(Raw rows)
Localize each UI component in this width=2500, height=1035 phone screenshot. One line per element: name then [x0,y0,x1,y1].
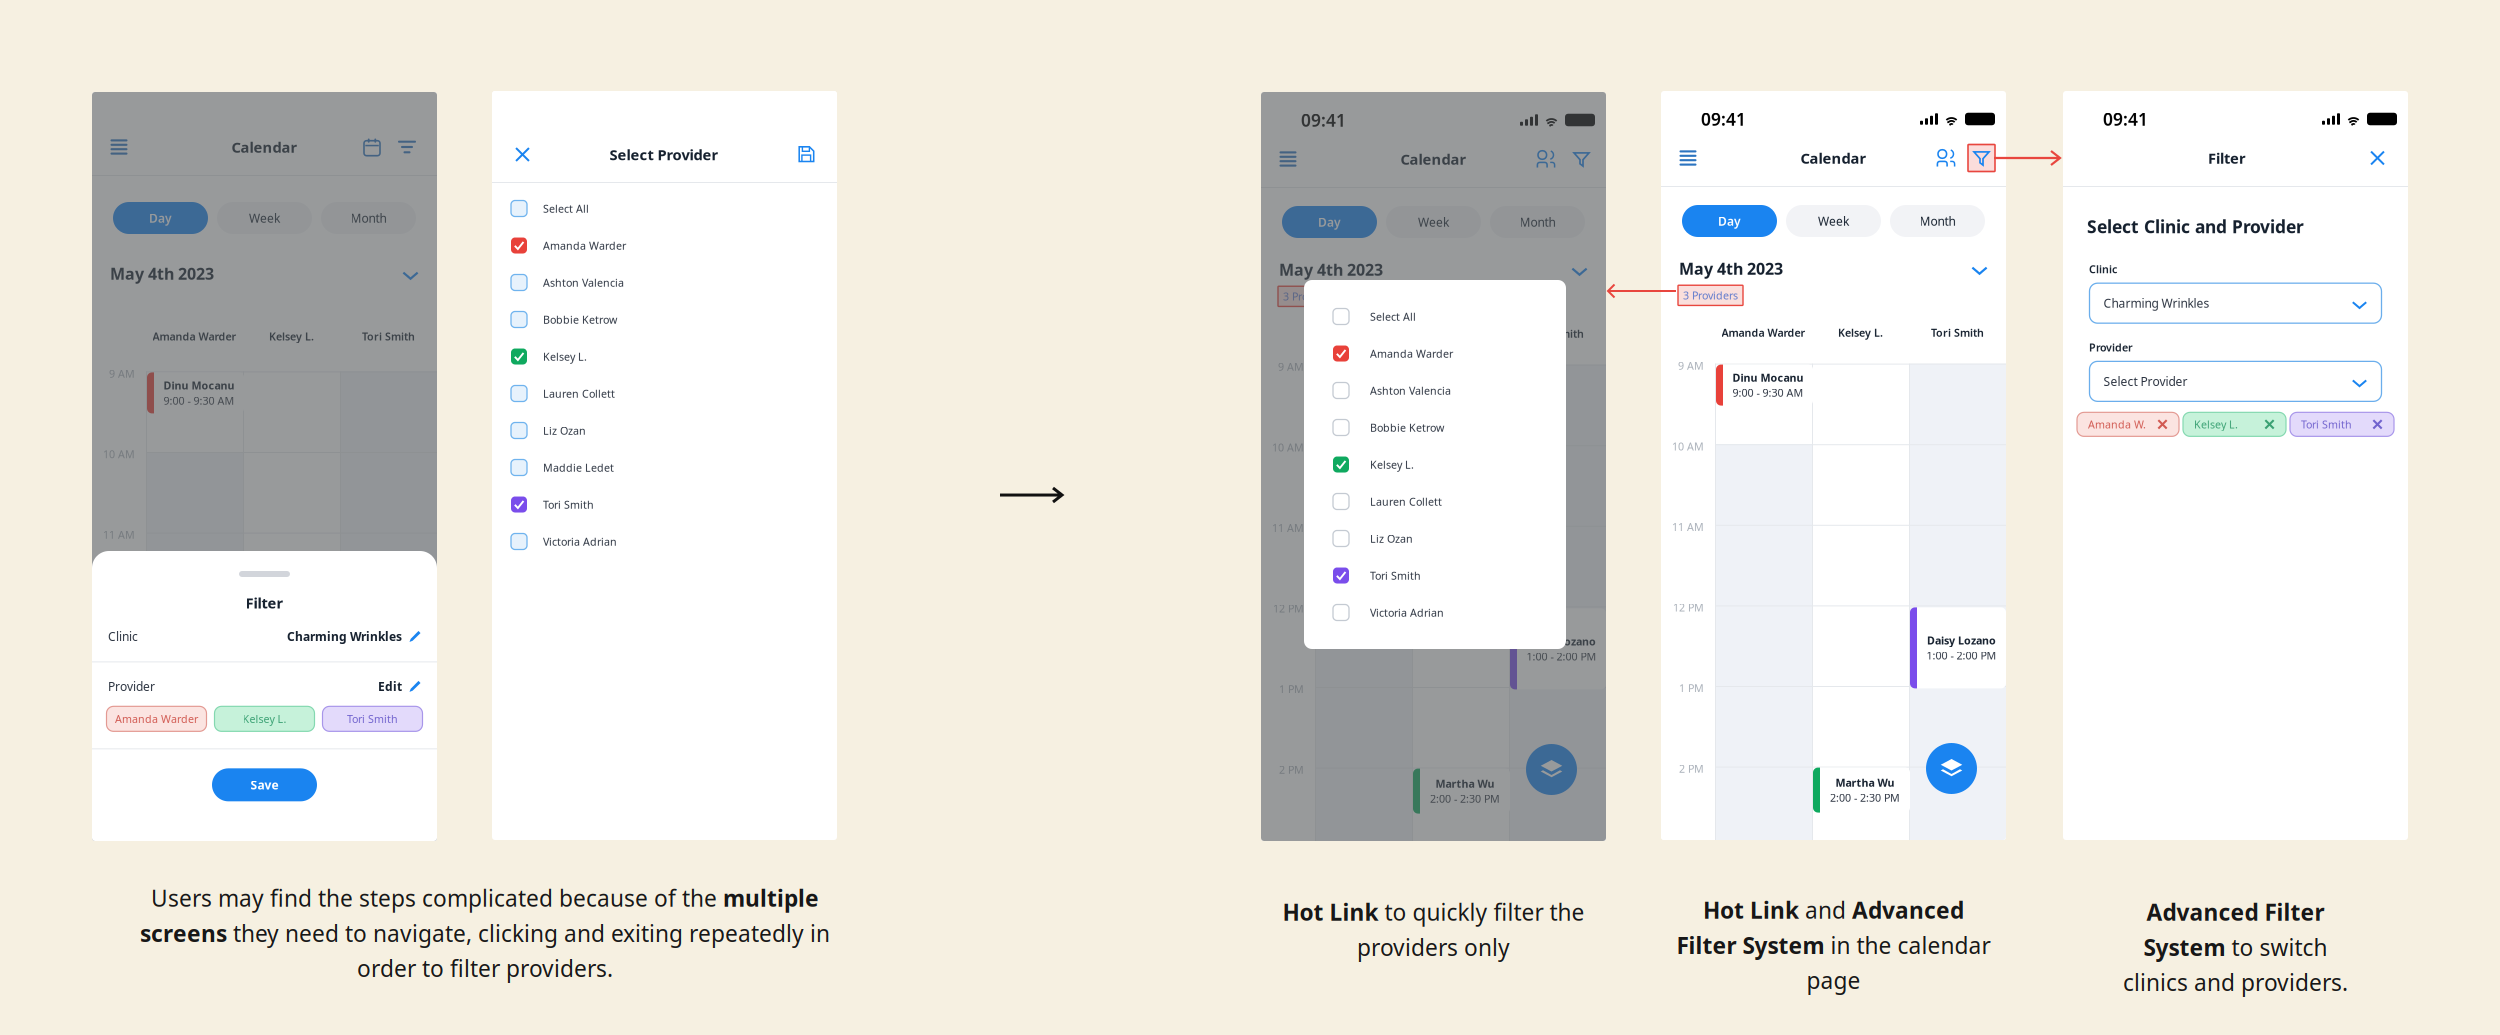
button[interactable]: Week [217,202,312,234]
staticText: 11 AM [1672,520,1704,534]
button[interactable]: 3 Providers [1278,286,1343,306]
staticText: 9:00 - 9:30 AM [1332,387,1404,401]
button[interactable]: Day [113,202,208,234]
button[interactable]: Providers [1937,148,1959,168]
staticText: Tori Smith [362,329,415,343]
button[interactable]: Amanda Warder [1304,335,1566,372]
button[interactable]: Filter [1568,146,1595,172]
button[interactable]: Select Provider [2090,361,2382,401]
button[interactable]: Change date [1971,262,1988,275]
button[interactable]: Month [321,202,416,234]
staticText: Day [1318,214,1341,230]
staticText: and [1799,895,1852,925]
button[interactable]: Save [797,146,815,164]
button[interactable]: Select All [1304,298,1566,335]
button[interactable]: Layers [1926,743,1977,794]
staticText: Hot Link [1282,897,1378,927]
staticText: 2:00 - 2:30 PM [261,798,331,813]
staticText: Kelsey L. [543,349,587,364]
staticText: Daisy Lozano [1927,633,1996,647]
button[interactable]: Week [1786,205,1881,237]
staticText: 09:41 [1301,108,1346,132]
staticText: Advanced Filter [2146,897,2324,927]
button[interactable]: Day [1282,206,1377,238]
button[interactable]: Tori Smith [492,486,837,523]
staticText: Amanda Warder [1722,325,1806,340]
button[interactable]: Providers [1537,150,1559,168]
staticText: Dinu Mocanu [164,378,234,392]
staticText: Kelsey L. [2194,417,2238,432]
staticText: Calendar [1400,149,1466,169]
button[interactable]: Charming Wrinkles [2090,283,2382,323]
staticText: 1 PM [1279,682,1304,696]
staticText: 10 AM [103,447,135,461]
button[interactable]: Ashton Valencia [1304,372,1566,409]
button[interactable]: Edit providers [402,680,421,692]
button[interactable]: Lauren Collett [492,375,837,412]
staticText: 1:00 - 2:00 PM [1526,649,1596,664]
button[interactable]: Victoria Adrian [1304,594,1566,631]
button[interactable]: Menu [1279,150,1297,168]
staticText: screens [140,918,227,948]
staticText: 1 PM [1679,681,1704,695]
button[interactable]: Day [1682,205,1777,237]
staticText: Select Provider [2104,373,2188,389]
button[interactable]: Change date [402,268,419,280]
button[interactable]: Tori Smith [1304,557,1566,594]
button[interactable]: 3 Providers [1678,285,1743,305]
button[interactable]: Liz Ozan [1304,520,1566,557]
button[interactable]: Month [1890,205,1985,237]
staticText: Victoria Adrian [543,534,617,549]
staticText: 9 AM [1678,359,1704,373]
button[interactable]: Kelsey L. [1304,446,1566,483]
staticText: Save [250,777,278,793]
staticText: Select Provider [610,145,718,164]
button[interactable]: Filter [1968,144,1995,172]
staticText: page [1806,965,1860,995]
staticText: Liz Ozan [543,423,586,438]
staticText: providers only [1357,932,1510,962]
staticText: Martha Wu [1836,775,1894,790]
button[interactable]: Menu [1679,148,1697,168]
staticText: Day [149,210,172,226]
staticText: Select Clinic and Provider [2087,215,2304,238]
button[interactable]: Kelsey L. [2183,412,2286,436]
staticText: 9 AM [109,366,135,381]
button[interactable]: Bobbie Ketrow [1304,409,1566,446]
staticText: 09:41 [1701,108,1746,130]
staticText: Filter System [1676,930,1824,960]
button[interactable]: Layers [1526,744,1577,795]
button[interactable]: Week [1386,206,1481,238]
button[interactable]: Maddie Ledet [492,449,837,486]
button[interactable]: Liz Ozan [492,412,837,449]
button[interactable]: Victoria Adrian [492,523,837,560]
button[interactable]: Close [2369,150,2386,166]
button[interactable]: Ashton Valencia [492,264,837,301]
button[interactable]: Tori Smith [2290,412,2394,436]
button[interactable]: Close [514,146,531,163]
button[interactable]: Calendar [363,138,381,156]
staticText: order to filter providers. [357,953,613,983]
button[interactable]: Amanda W. [2077,412,2179,436]
staticText: Clinic [108,628,138,644]
button[interactable]: Edit clinic [402,630,421,642]
button[interactable]: Month [1490,206,1585,238]
staticText: Daisy Lozano [358,641,427,655]
button[interactable]: Kelsey L. [492,338,837,375]
button[interactable]: Save [212,768,317,801]
staticText: Tori Smith [543,497,594,512]
button[interactable]: Select All [492,190,837,227]
button[interactable]: Lauren Collett [1304,483,1566,520]
staticText: 9 AM [1278,360,1304,374]
button[interactable]: Filter [398,138,416,156]
button[interactable]: Change date [1571,264,1588,276]
button[interactable]: Bobbie Ketrow [492,301,837,338]
staticText: Ashton Valencia [1370,383,1451,398]
button[interactable]: Amanda Warder [492,227,837,264]
staticText: Month [1920,213,1956,229]
button[interactable]: Menu [110,138,128,156]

→ GIVEN TASK: Select every line in the rows above that contains the string "Ashton".

→ RIGHT ANSWER:
button[interactable]: Ashton Valencia [1304,372,1566,409]
button[interactable]: Ashton Valencia [492,264,837,301]
staticText: Ashton Valencia [1370,383,1451,398]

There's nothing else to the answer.